**Given information**
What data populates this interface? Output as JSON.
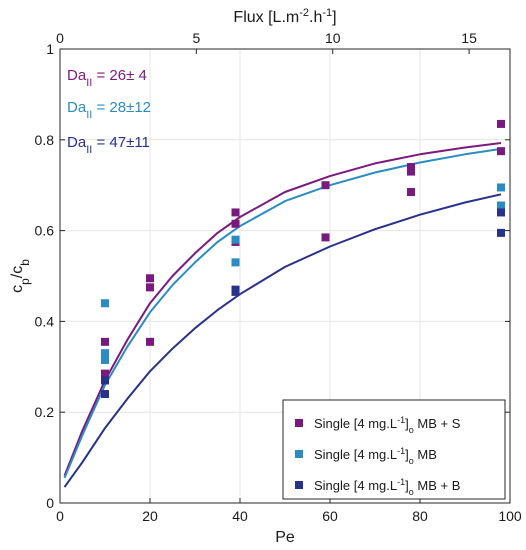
{
  "chart_data": {
    "type": "scatter",
    "x_axis": {
      "label": "Pe",
      "range": [
        0,
        100
      ],
      "ticks": [
        "0",
        "20",
        "40",
        "60",
        "80",
        "100"
      ]
    },
    "x2_axis": {
      "label_parts": {
        "base": "Flux [L.m",
        "sup1": "-2",
        "mid": ".h",
        "sup2": "-1",
        "end": "]"
      },
      "range": [
        0,
        16.5
      ],
      "ticks": [
        "0",
        "5",
        "10",
        "15"
      ]
    },
    "y_axis": {
      "label_parts": {
        "c1": "c",
        "sub1": "p",
        "slash": "/c",
        "sub2": "b"
      },
      "range": [
        0,
        1
      ],
      "ticks": [
        "0",
        "0.2",
        "0.4",
        "0.6",
        "0.8",
        "1"
      ]
    },
    "grid": true,
    "annotations": [
      {
        "main": "Da",
        "sub": "II",
        "value": " = 26± 4",
        "color": "#7b1a7e"
      },
      {
        "main": "Da",
        "sub": "II",
        "value": " = 28±12",
        "color": "#2b8cc4"
      },
      {
        "main": "Da",
        "sub": "II",
        "value": " = 47±11",
        "color": "#28318c"
      }
    ],
    "legend_position": "bottom-right",
    "series": [
      {
        "name": "Single [4 mg.L-1]o MB + S",
        "legend": {
          "pre": "Single [4 mg.L",
          "sup": "-1",
          "mid": "]",
          "sub": "o",
          "post": " MB + S"
        },
        "color": "#7b1a7e",
        "points": [
          [
            10,
            0.355
          ],
          [
            10,
            0.32
          ],
          [
            10,
            0.285
          ],
          [
            20,
            0.495
          ],
          [
            20,
            0.475
          ],
          [
            20,
            0.355
          ],
          [
            39,
            0.64
          ],
          [
            39,
            0.615
          ],
          [
            39,
            0.575
          ],
          [
            59,
            0.7
          ],
          [
            59,
            0.585
          ],
          [
            78,
            0.74
          ],
          [
            78,
            0.73
          ],
          [
            78,
            0.685
          ],
          [
            98,
            0.835
          ],
          [
            98,
            0.775
          ],
          [
            98,
            0.655
          ]
        ],
        "fit": [
          [
            1,
            0.06
          ],
          [
            5,
            0.16
          ],
          [
            10,
            0.27
          ],
          [
            15,
            0.36
          ],
          [
            20,
            0.44
          ],
          [
            25,
            0.5
          ],
          [
            30,
            0.55
          ],
          [
            35,
            0.595
          ],
          [
            40,
            0.63
          ],
          [
            50,
            0.685
          ],
          [
            60,
            0.72
          ],
          [
            70,
            0.748
          ],
          [
            80,
            0.768
          ],
          [
            90,
            0.783
          ],
          [
            98,
            0.793
          ]
        ]
      },
      {
        "name": "Single [4 mg.L-1]o MB",
        "legend": {
          "pre": "Single [4 mg.L",
          "sup": "-1",
          "mid": "]",
          "sub": "o",
          "post": " MB"
        },
        "color": "#2b8cc4",
        "points": [
          [
            10,
            0.44
          ],
          [
            10,
            0.33
          ],
          [
            10,
            0.315
          ],
          [
            39,
            0.58
          ],
          [
            39,
            0.53
          ],
          [
            98,
            0.695
          ],
          [
            98,
            0.655
          ]
        ],
        "fit": [
          [
            1,
            0.055
          ],
          [
            5,
            0.15
          ],
          [
            10,
            0.26
          ],
          [
            15,
            0.345
          ],
          [
            20,
            0.42
          ],
          [
            25,
            0.48
          ],
          [
            30,
            0.53
          ],
          [
            35,
            0.575
          ],
          [
            40,
            0.61
          ],
          [
            50,
            0.665
          ],
          [
            60,
            0.7
          ],
          [
            70,
            0.728
          ],
          [
            80,
            0.75
          ],
          [
            90,
            0.768
          ],
          [
            98,
            0.78
          ]
        ]
      },
      {
        "name": "Single [4 mg.L-1]o MB + B",
        "legend": {
          "pre": "Single [4 mg.L",
          "sup": "-1",
          "mid": "]",
          "sub": "o",
          "post": " MB + B"
        },
        "color": "#28318c",
        "points": [
          [
            10,
            0.27
          ],
          [
            10,
            0.24
          ],
          [
            39,
            0.47
          ],
          [
            39,
            0.465
          ],
          [
            98,
            0.64
          ],
          [
            98,
            0.595
          ]
        ],
        "fit": [
          [
            1,
            0.035
          ],
          [
            5,
            0.09
          ],
          [
            10,
            0.165
          ],
          [
            15,
            0.23
          ],
          [
            20,
            0.29
          ],
          [
            25,
            0.34
          ],
          [
            30,
            0.385
          ],
          [
            35,
            0.425
          ],
          [
            40,
            0.46
          ],
          [
            50,
            0.52
          ],
          [
            60,
            0.565
          ],
          [
            70,
            0.603
          ],
          [
            80,
            0.635
          ],
          [
            90,
            0.662
          ],
          [
            98,
            0.68
          ]
        ]
      }
    ]
  }
}
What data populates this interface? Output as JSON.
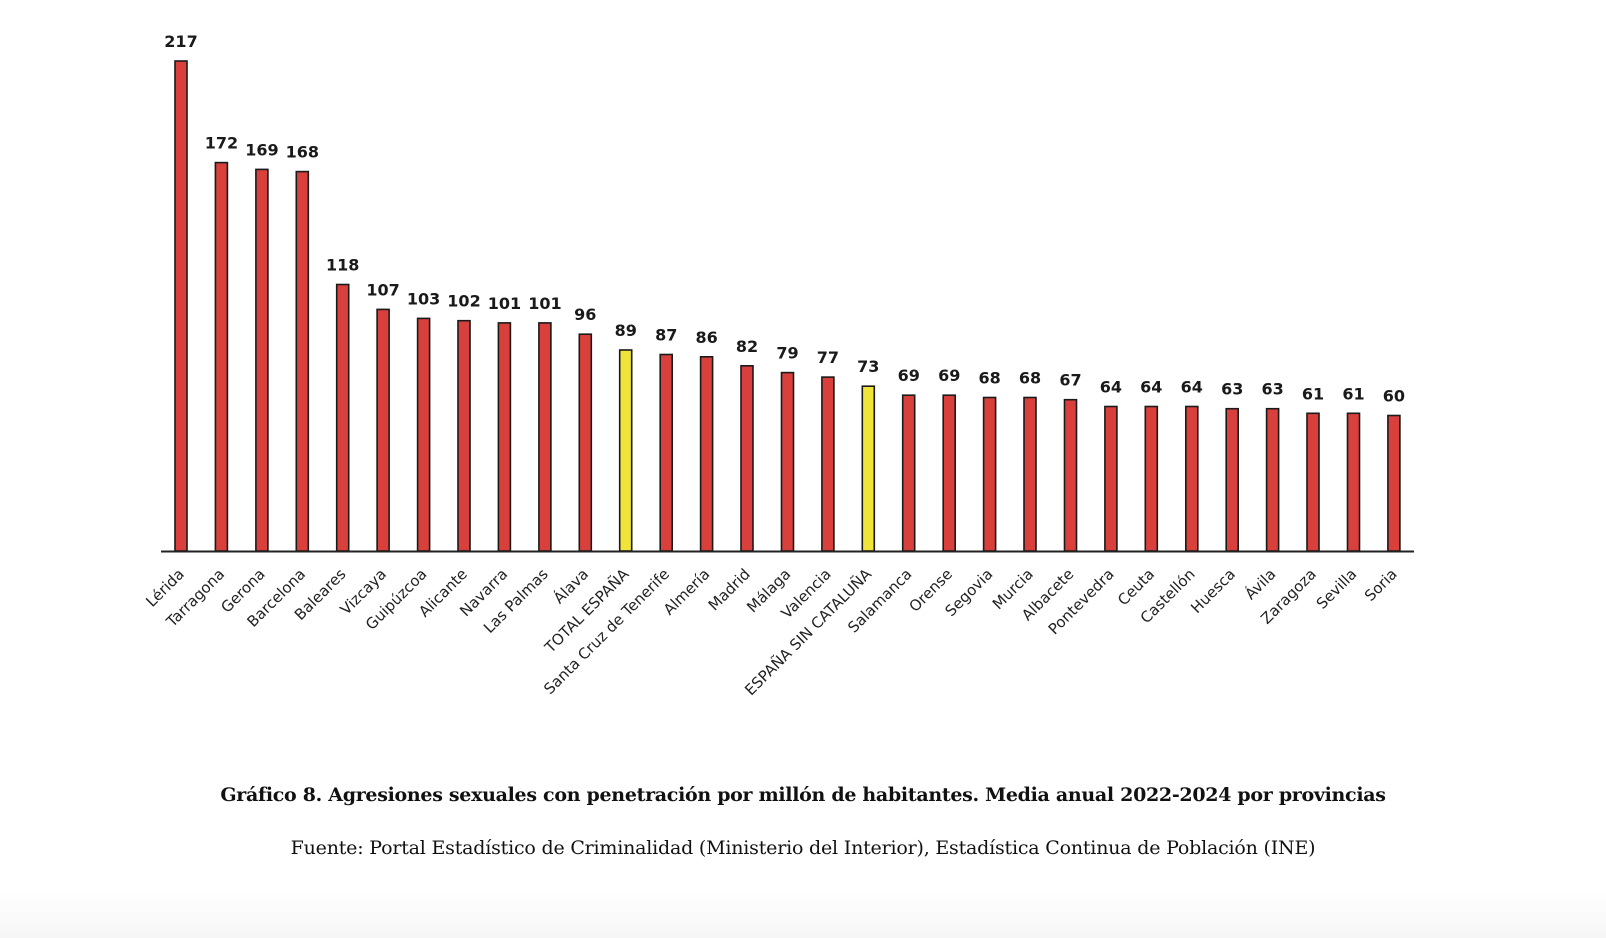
{
  "chart_data": {
    "type": "bar",
    "title": "Gráfico 8. Agresiones sexuales con penetración por millón de habitantes. Media anual 2022-2024 por provincias",
    "source": "Fuente: Portal Estadístico de Criminalidad (Ministerio del Interior), Estadística Continua de Población (INE)",
    "xlabel": "",
    "ylabel": "",
    "ylim": [
      0,
      217
    ],
    "grid": false,
    "legend": "none",
    "categories": [
      "Lérida",
      "Tarragona",
      "Gerona",
      "Barcelona",
      "Baleares",
      "Vizcaya",
      "Guipúzcoa",
      "Alicante",
      "Navarra",
      "Las Palmas",
      "Álava",
      "TOTAL ESPAÑA",
      "Santa Cruz de Tenerife",
      "Almería",
      "Madrid",
      "Málaga",
      "Valencia",
      "ESPAÑA SIN CATALUÑA",
      "Salamanca",
      "Orense",
      "Segovia",
      "Murcia",
      "Albacete",
      "Pontevedra",
      "Ceuta",
      "Castellón",
      "Huesca",
      "Ávila",
      "Zaragoza",
      "Sevilla",
      "Soria"
    ],
    "values": [
      217,
      172,
      169,
      168,
      118,
      107,
      103,
      102,
      101,
      101,
      96,
      89,
      87,
      86,
      82,
      79,
      77,
      73,
      69,
      69,
      68,
      68,
      67,
      64,
      64,
      64,
      63,
      63,
      61,
      61,
      60
    ],
    "highlighted": [
      "TOTAL ESPAÑA",
      "ESPAÑA SIN CATALUÑA"
    ],
    "colors": {
      "bar": "#d9403c",
      "highlight": "#f0e43a",
      "outline": "#1a1a1a",
      "axis": "#222222"
    }
  }
}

**Written request**
Reproduce the records above exactly, leaving out every picture they contain.

**The response**
What data populates this interface? Output as JSON.
{
  "chart_data": {
    "type": "scatter",
    "x_axis": {
      "label": "Pe",
      "range": [
        0,
        100
      ],
      "ticks": [
        "0",
        "20",
        "40",
        "60",
        "80",
        "100"
      ]
    },
    "x2_axis": {
      "label_parts": {
        "base": "Flux [L.m",
        "sup1": "-2",
        "mid": ".h",
        "sup2": "-1",
        "end": "]"
      },
      "range": [
        0,
        16.5
      ],
      "ticks": [
        "0",
        "5",
        "10",
        "15"
      ]
    },
    "y_axis": {
      "label_parts": {
        "c1": "c",
        "sub1": "p",
        "slash": "/c",
        "sub2": "b"
      },
      "range": [
        0,
        1
      ],
      "ticks": [
        "0",
        "0.2",
        "0.4",
        "0.6",
        "0.8",
        "1"
      ]
    },
    "grid": true,
    "annotations": [
      {
        "main": "Da",
        "sub": "II",
        "value": " = 26± 4",
        "color": "#7b1a7e"
      },
      {
        "main": "Da",
        "sub": "II",
        "value": " = 28±12",
        "color": "#2b8cc4"
      },
      {
        "main": "Da",
        "sub": "II",
        "value": " = 47±11",
        "color": "#28318c"
      }
    ],
    "legend_position": "bottom-right",
    "series": [
      {
        "name": "Single [4 mg.L-1]o MB + S",
        "legend": {
          "pre": "Single [4 mg.L",
          "sup": "-1",
          "mid": "]",
          "sub": "o",
          "post": " MB + S"
        },
        "color": "#7b1a7e",
        "points": [
          [
            10,
            0.355
          ],
          [
            10,
            0.32
          ],
          [
            10,
            0.285
          ],
          [
            20,
            0.495
          ],
          [
            20,
            0.475
          ],
          [
            20,
            0.355
          ],
          [
            39,
            0.64
          ],
          [
            39,
            0.615
          ],
          [
            39,
            0.575
          ],
          [
            59,
            0.7
          ],
          [
            59,
            0.585
          ],
          [
            78,
            0.74
          ],
          [
            78,
            0.73
          ],
          [
            78,
            0.685
          ],
          [
            98,
            0.835
          ],
          [
            98,
            0.775
          ],
          [
            98,
            0.655
          ]
        ],
        "fit": [
          [
            1,
            0.06
          ],
          [
            5,
            0.16
          ],
          [
            10,
            0.27
          ],
          [
            15,
            0.36
          ],
          [
            20,
            0.44
          ],
          [
            25,
            0.5
          ],
          [
            30,
            0.55
          ],
          [
            35,
            0.595
          ],
          [
            40,
            0.63
          ],
          [
            50,
            0.685
          ],
          [
            60,
            0.72
          ],
          [
            70,
            0.748
          ],
          [
            80,
            0.768
          ],
          [
            90,
            0.783
          ],
          [
            98,
            0.793
          ]
        ]
      },
      {
        "name": "Single [4 mg.L-1]o MB",
        "legend": {
          "pre": "Single [4 mg.L",
          "sup": "-1",
          "mid": "]",
          "sub": "o",
          "post": " MB"
        },
        "color": "#2b8cc4",
        "points": [
          [
            10,
            0.44
          ],
          [
            10,
            0.33
          ],
          [
            10,
            0.315
          ],
          [
            39,
            0.58
          ],
          [
            39,
            0.53
          ],
          [
            98,
            0.695
          ],
          [
            98,
            0.655
          ]
        ],
        "fit": [
          [
            1,
            0.055
          ],
          [
            5,
            0.15
          ],
          [
            10,
            0.26
          ],
          [
            15,
            0.345
          ],
          [
            20,
            0.42
          ],
          [
            25,
            0.48
          ],
          [
            30,
            0.53
          ],
          [
            35,
            0.575
          ],
          [
            40,
            0.61
          ],
          [
            50,
            0.665
          ],
          [
            60,
            0.7
          ],
          [
            70,
            0.728
          ],
          [
            80,
            0.75
          ],
          [
            90,
            0.768
          ],
          [
            98,
            0.78
          ]
        ]
      },
      {
        "name": "Single [4 mg.L-1]o MB + B",
        "legend": {
          "pre": "Single [4 mg.L",
          "sup": "-1",
          "mid": "]",
          "sub": "o",
          "post": " MB + B"
        },
        "color": "#28318c",
        "points": [
          [
            10,
            0.27
          ],
          [
            10,
            0.24
          ],
          [
            39,
            0.47
          ],
          [
            39,
            0.465
          ],
          [
            98,
            0.64
          ],
          [
            98,
            0.595
          ]
        ],
        "fit": [
          [
            1,
            0.035
          ],
          [
            5,
            0.09
          ],
          [
            10,
            0.165
          ],
          [
            15,
            0.23
          ],
          [
            20,
            0.29
          ],
          [
            25,
            0.34
          ],
          [
            30,
            0.385
          ],
          [
            35,
            0.425
          ],
          [
            40,
            0.46
          ],
          [
            50,
            0.52
          ],
          [
            60,
            0.565
          ],
          [
            70,
            0.603
          ],
          [
            80,
            0.635
          ],
          [
            90,
            0.662
          ],
          [
            98,
            0.68
          ]
        ]
      }
    ]
  }
}
What data populates this interface? Output as JSON.
{
  "chart_data": {
    "type": "bar",
    "title": "Gráfico 8. Agresiones sexuales con penetración por millón de habitantes. Media anual 2022-2024 por provincias",
    "source": "Fuente: Portal Estadístico de Criminalidad (Ministerio del Interior), Estadística Continua de Población (INE)",
    "xlabel": "",
    "ylabel": "",
    "ylim": [
      0,
      217
    ],
    "grid": false,
    "legend": "none",
    "categories": [
      "Lérida",
      "Tarragona",
      "Gerona",
      "Barcelona",
      "Baleares",
      "Vizcaya",
      "Guipúzcoa",
      "Alicante",
      "Navarra",
      "Las Palmas",
      "Álava",
      "TOTAL ESPAÑA",
      "Santa Cruz de Tenerife",
      "Almería",
      "Madrid",
      "Málaga",
      "Valencia",
      "ESPAÑA SIN CATALUÑA",
      "Salamanca",
      "Orense",
      "Segovia",
      "Murcia",
      "Albacete",
      "Pontevedra",
      "Ceuta",
      "Castellón",
      "Huesca",
      "Ávila",
      "Zaragoza",
      "Sevilla",
      "Soria"
    ],
    "values": [
      217,
      172,
      169,
      168,
      118,
      107,
      103,
      102,
      101,
      101,
      96,
      89,
      87,
      86,
      82,
      79,
      77,
      73,
      69,
      69,
      68,
      68,
      67,
      64,
      64,
      64,
      63,
      63,
      61,
      61,
      60
    ],
    "highlighted": [
      "TOTAL ESPAÑA",
      "ESPAÑA SIN CATALUÑA"
    ],
    "colors": {
      "bar": "#d9403c",
      "highlight": "#f0e43a",
      "outline": "#1a1a1a",
      "axis": "#222222"
    }
  }
}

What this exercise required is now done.